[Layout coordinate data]

— begin —

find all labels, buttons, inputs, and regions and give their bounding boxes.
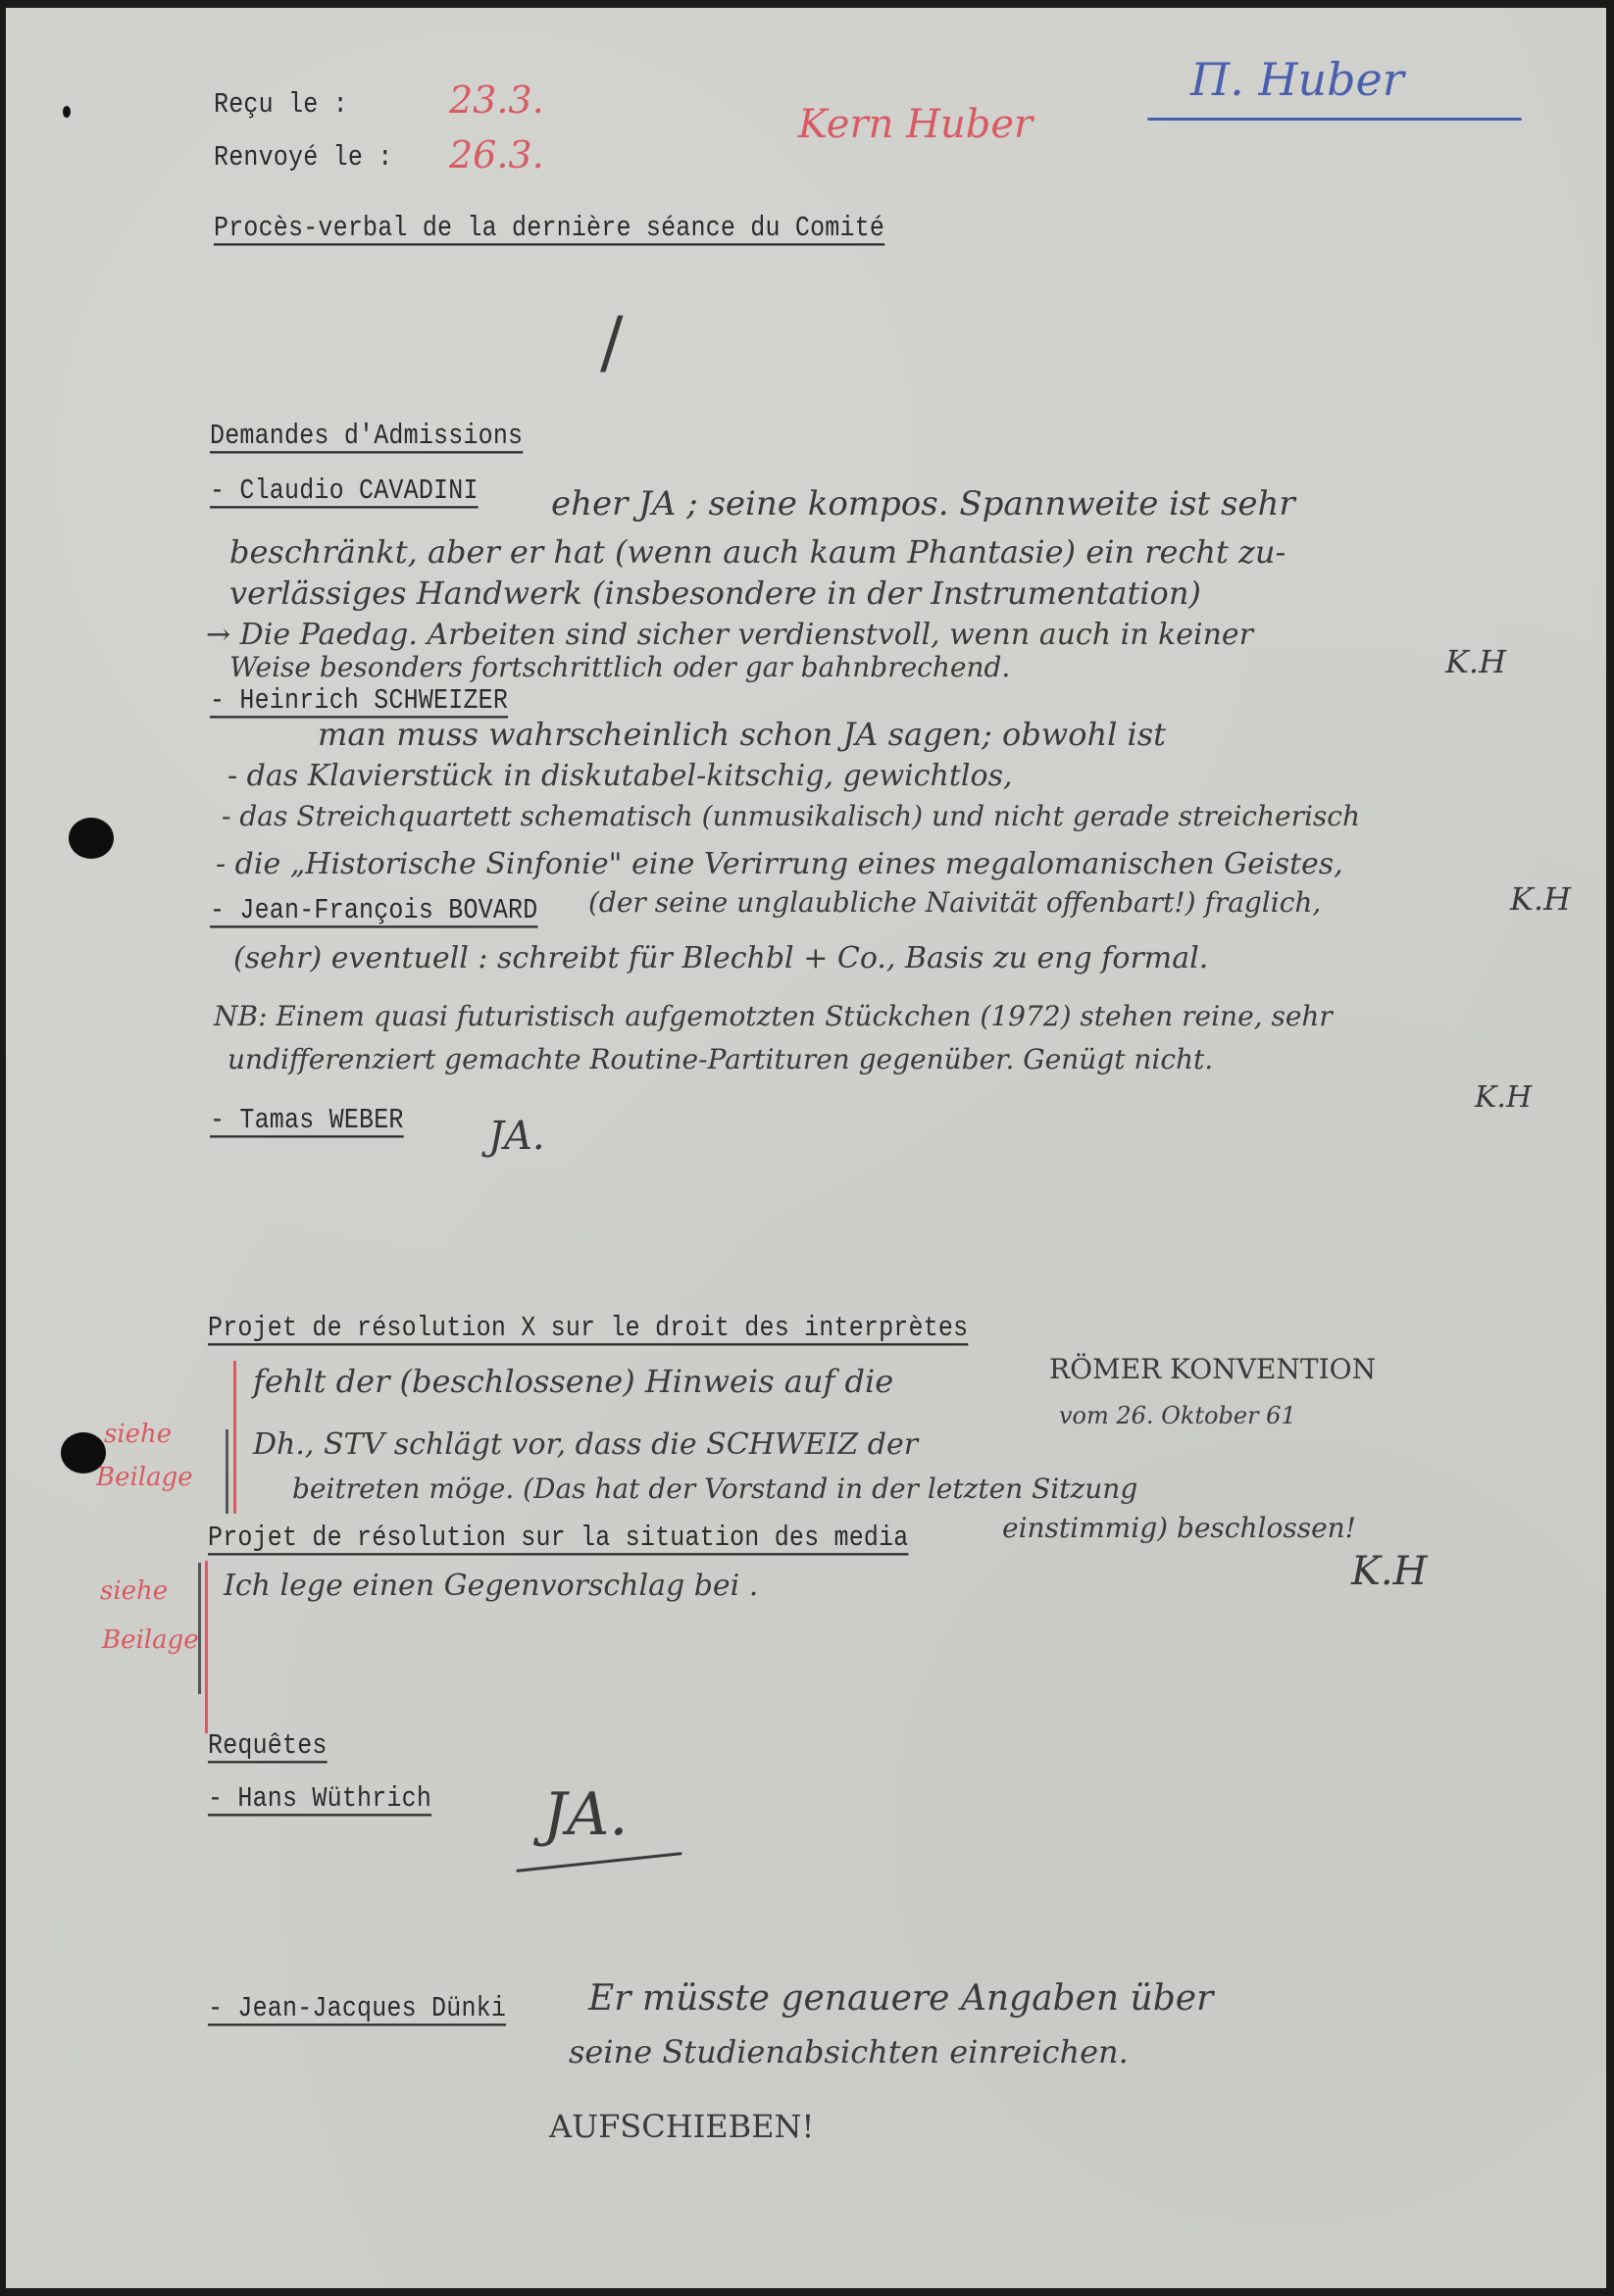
handwritten-note: - das Klavierstück in diskutabel-kitschi…: [227, 759, 1013, 793]
handwritten-note: Dh., STV schlägt vor, dass die SCHWEIZ d…: [253, 1427, 918, 1462]
initials: K.H: [1475, 1080, 1532, 1115]
admissions-heading: Demandes d'Admissions: [210, 420, 523, 452]
handwritten-note: man muss wahrscheinlich schon JA sagen; …: [318, 716, 1166, 753]
initials: K.H: [1445, 643, 1506, 680]
bracket-note: vom 26. Oktober 61: [1059, 1402, 1296, 1429]
punch-hole-top: [69, 818, 114, 859]
handwritten-note: Ich lege einen Gegenvorschlag bei .: [224, 1569, 758, 1603]
slash-mark: /: [600, 302, 624, 382]
resolution-media-heading: Projet de résolution sur la situation de…: [208, 1522, 909, 1554]
handwritten-note: seine Studienabsichten einreichen.: [569, 2033, 1129, 2071]
blue-underline: [1147, 118, 1522, 121]
document-page: Reçu le : 23.3. Renvoyé le : 26.3. Kern …: [6, 8, 1606, 2288]
margin-note: Beilage: [102, 1625, 199, 1655]
request-name: - Jean-Jacques Dünki: [208, 1992, 506, 2024]
margin-note: siehe: [104, 1420, 172, 1449]
blue-name: Π. Huber: [1190, 53, 1404, 106]
returned-date: 26.3.: [449, 133, 544, 176]
requests-heading: Requêtes: [208, 1729, 328, 1762]
margin-bracket-pencil: [226, 1429, 228, 1514]
handwritten-note: (der seine unglaubliche Naivität offenba…: [588, 886, 1321, 919]
candidate-name: - Heinrich SCHWEIZER: [210, 684, 508, 717]
handwritten-note: undifferenziert gemachte Routine-Partitu…: [227, 1043, 1213, 1075]
handwritten-note: → Die Paedag. Arbeiten sind sicher verdi…: [206, 618, 1253, 652]
received-label: Reçu le :: [214, 88, 348, 121]
bracket-note: RÖMER KONVENTION: [1049, 1353, 1376, 1385]
handwritten-note: - die „Historische Sinfonie" eine Verirr…: [216, 847, 1343, 881]
margin-bracket-red: [233, 1361, 236, 1514]
handwritten-note: beitreten möge. (Das hat der Vorstand in…: [292, 1472, 1137, 1505]
candidate-name: - Jean-François BOVARD: [210, 894, 537, 926]
red-signature: Kern Huber: [798, 102, 1033, 147]
resolution-interpreters-heading: Projet de résolution X sur le droit des …: [208, 1312, 968, 1344]
initials: K.H: [1510, 880, 1571, 918]
handwritten-note: eher JA ; seine kompos. Spannweite ist s…: [551, 484, 1295, 524]
handwritten-note: - das Streichquartett schematisch (unmus…: [222, 800, 1360, 832]
ja-underline: [516, 1852, 681, 1872]
handwritten-note: (sehr) eventuell : schreibt für Blechbl …: [233, 941, 1208, 975]
handwritten-note: beschränkt, aber er hat (wenn auch kaum …: [229, 533, 1286, 571]
handwritten-note: verlässiges Handwerk (insbesondere in de…: [229, 574, 1201, 612]
initials: K.H: [1351, 1549, 1427, 1594]
handwritten-note: fehlt der (beschlossene) Hinweis auf die: [253, 1363, 893, 1400]
candidate-name: - Claudio CAVADINI: [210, 474, 479, 507]
handwritten-note: AUFSCHIEBEN!: [549, 2108, 814, 2145]
margin-bracket-red: [205, 1561, 208, 1733]
handwritten-note: Weise besonders fortschrittlich oder gar…: [229, 651, 1010, 683]
returned-label: Renvoyé le :: [214, 141, 392, 174]
candidate-name: - Tamas WEBER: [210, 1104, 404, 1136]
request-name: - Hans Wüthrich: [208, 1782, 431, 1815]
handwritten-note: NB: Einem quasi futuristisch aufgemotzte…: [214, 1000, 1333, 1032]
handwritten-note: einstimmig) beschlossen!: [1002, 1512, 1356, 1544]
page-title: Procès-verbal de la dernière séance du C…: [214, 212, 884, 244]
margin-note: siehe: [100, 1576, 168, 1606]
ink-speck: [63, 106, 71, 118]
received-date: 23.3.: [449, 78, 544, 122]
handwritten-note: JA.: [488, 1114, 545, 1159]
handwritten-note: Er müsste genauere Angaben über: [588, 1978, 1213, 2019]
handwritten-note: JA.: [543, 1780, 628, 1849]
margin-note: Beilage: [96, 1463, 193, 1492]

— end —

-- WHAT THE TASK ASKS --
Retype every line of the listing above precisely as it appears, omitting the picture.

-- FINISHED EXERCISE --
find all labels, buttons, inputs, and regions and give their bounding boxes.
handwritten-note: - das Klavierstück in diskutabel-kitschi…: [227, 759, 1013, 793]
handwritten-note: Dh., STV schlägt vor, dass die SCHWEIZ d…: [253, 1427, 918, 1462]
initials: K.H: [1475, 1080, 1532, 1115]
admissions-heading: Demandes d'Admissions: [210, 420, 523, 452]
handwritten-note: man muss wahrscheinlich schon JA sagen; …: [318, 716, 1166, 753]
initials: K.H: [1445, 643, 1506, 680]
bracket-note: vom 26. Oktober 61: [1059, 1402, 1296, 1429]
punch-hole-top: [69, 818, 114, 859]
handwritten-note: Ich lege einen Gegenvorschlag bei .: [224, 1569, 758, 1603]
slash-mark: /: [600, 302, 624, 382]
resolution-media-heading: Projet de résolution sur la situation de…: [208, 1522, 909, 1554]
handwritten-note: seine Studienabsichten einreichen.: [569, 2033, 1129, 2071]
blue-underline: [1147, 118, 1522, 121]
document-page: Reçu le : 23.3. Renvoyé le : 26.3. Kern …: [6, 8, 1606, 2288]
margin-note: Beilage: [102, 1625, 199, 1655]
request-name: - Jean-Jacques Dünki: [208, 1992, 506, 2024]
margin-note: siehe: [104, 1420, 172, 1449]
blue-name: Π. Huber: [1190, 53, 1404, 106]
returned-date: 26.3.: [449, 133, 544, 176]
requests-heading: Requêtes: [208, 1729, 328, 1762]
margin-bracket-pencil: [226, 1429, 228, 1514]
handwritten-note: (der seine unglaubliche Naivität offenba…: [588, 886, 1321, 919]
candidate-name: - Heinrich SCHWEIZER: [210, 684, 508, 717]
handwritten-note: undifferenziert gemachte Routine-Partitu…: [227, 1043, 1213, 1075]
handwritten-note: → Die Paedag. Arbeiten sind sicher verdi…: [206, 618, 1253, 652]
received-label: Reçu le :: [214, 88, 348, 121]
bracket-note: RÖMER KONVENTION: [1049, 1353, 1376, 1385]
handwritten-note: - die „Historische Sinfonie" eine Verirr…: [216, 847, 1343, 881]
margin-bracket-red: [233, 1361, 236, 1514]
handwritten-note: beitreten möge. (Das hat der Vorstand in…: [292, 1472, 1137, 1505]
candidate-name: - Jean-François BOVARD: [210, 894, 537, 926]
red-signature: Kern Huber: [798, 102, 1033, 147]
resolution-interpreters-heading: Projet de résolution X sur le droit des …: [208, 1312, 968, 1344]
initials: K.H: [1510, 880, 1571, 918]
handwritten-note: eher JA ; seine kompos. Spannweite ist s…: [551, 484, 1295, 524]
handwritten-note: - das Streichquartett schematisch (unmus…: [222, 800, 1360, 832]
ja-underline: [516, 1852, 681, 1872]
handwritten-note: (sehr) eventuell : schreibt für Blechbl …: [233, 941, 1208, 975]
handwritten-note: beschränkt, aber er hat (wenn auch kaum …: [229, 533, 1286, 571]
handwritten-note: verlässiges Handwerk (insbesondere in de…: [229, 574, 1201, 612]
initials: K.H: [1351, 1549, 1427, 1594]
handwritten-note: fehlt der (beschlossene) Hinweis auf die: [253, 1363, 893, 1400]
candidate-name: - Claudio CAVADINI: [210, 474, 479, 507]
handwritten-note: AUFSCHIEBEN!: [549, 2108, 814, 2145]
margin-bracket-red: [205, 1561, 208, 1733]
handwritten-note: Weise besonders fortschrittlich oder gar…: [229, 651, 1010, 683]
returned-label: Renvoyé le :: [214, 141, 392, 174]
candidate-name: - Tamas WEBER: [210, 1104, 404, 1136]
request-name: - Hans Wüthrich: [208, 1782, 431, 1815]
handwritten-note: NB: Einem quasi futuristisch aufgemotzte…: [214, 1000, 1333, 1032]
handwritten-note: einstimmig) beschlossen!: [1002, 1512, 1356, 1544]
page-title: Procès-verbal de la dernière séance du C…: [214, 212, 884, 244]
margin-note: siehe: [100, 1576, 168, 1606]
ink-speck: [63, 106, 71, 118]
received-date: 23.3.: [449, 78, 544, 122]
handwritten-note: JA.: [488, 1114, 545, 1159]
handwritten-note: Er müsste genauere Angaben über: [588, 1978, 1213, 2019]
handwritten-note: JA.: [543, 1780, 628, 1849]
margin-note: Beilage: [96, 1463, 193, 1492]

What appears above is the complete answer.